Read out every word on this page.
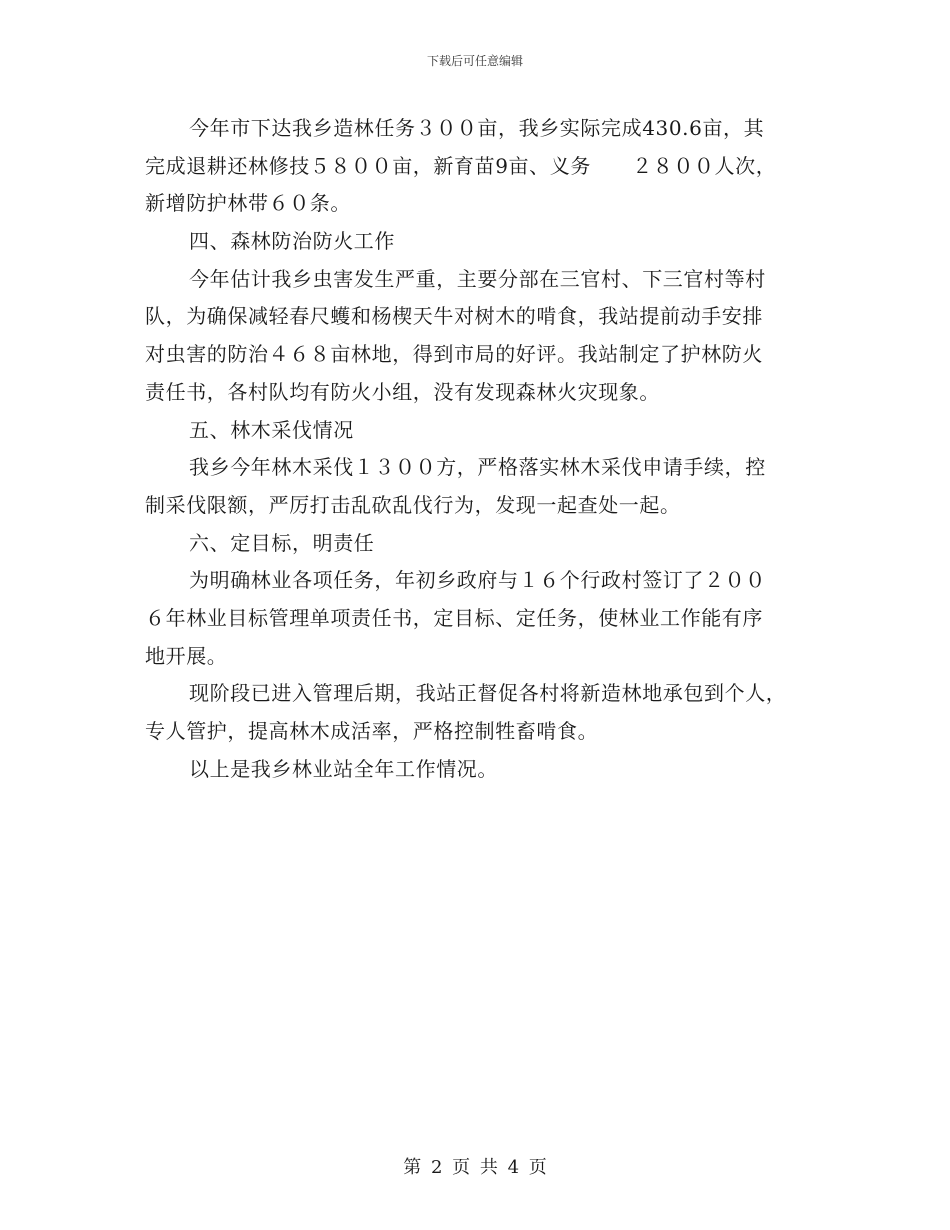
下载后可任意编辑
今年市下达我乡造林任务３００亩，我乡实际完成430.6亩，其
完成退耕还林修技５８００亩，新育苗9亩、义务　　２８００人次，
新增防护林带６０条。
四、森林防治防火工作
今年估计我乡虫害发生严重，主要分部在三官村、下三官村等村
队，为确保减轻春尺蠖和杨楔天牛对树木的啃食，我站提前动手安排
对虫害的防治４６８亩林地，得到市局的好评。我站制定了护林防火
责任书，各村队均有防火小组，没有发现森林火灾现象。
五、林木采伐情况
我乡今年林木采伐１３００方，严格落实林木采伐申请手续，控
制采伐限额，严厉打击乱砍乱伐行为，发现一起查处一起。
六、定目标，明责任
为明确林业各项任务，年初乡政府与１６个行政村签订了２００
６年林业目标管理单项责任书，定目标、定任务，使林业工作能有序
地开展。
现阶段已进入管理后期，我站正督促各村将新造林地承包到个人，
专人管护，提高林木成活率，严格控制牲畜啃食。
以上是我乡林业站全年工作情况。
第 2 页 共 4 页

........

▶ WHAT THE EXERCISE ASKS
Write out the entries again, exactly as given, skipping any images.

▶ IN RESPONSE
Read out every word on this page.
下载后可任意编辑
今年市下达我乡造林任务３００亩，我乡实际完成430.6亩，其
完成退耕还林修技５８００亩，新育苗9亩、义务　　２８００人次，
新增防护林带６０条。
四、森林防治防火工作
今年估计我乡虫害发生严重，主要分部在三官村、下三官村等村
队，为确保减轻春尺蠖和杨楔天牛对树木的啃食，我站提前动手安排
对虫害的防治４６８亩林地，得到市局的好评。我站制定了护林防火
责任书，各村队均有防火小组，没有发现森林火灾现象。
五、林木采伐情况
我乡今年林木采伐１３００方，严格落实林木采伐申请手续，控
制采伐限额，严厉打击乱砍乱伐行为，发现一起查处一起。
六、定目标，明责任
为明确林业各项任务，年初乡政府与１６个行政村签订了２００
６年林业目标管理单项责任书，定目标、定任务，使林业工作能有序
地开展。
现阶段已进入管理后期，我站正督促各村将新造林地承包到个人，
专人管护，提高林木成活率，严格控制牲畜啃食。
以上是我乡林业站全年工作情况。
第 2 页 共 4 页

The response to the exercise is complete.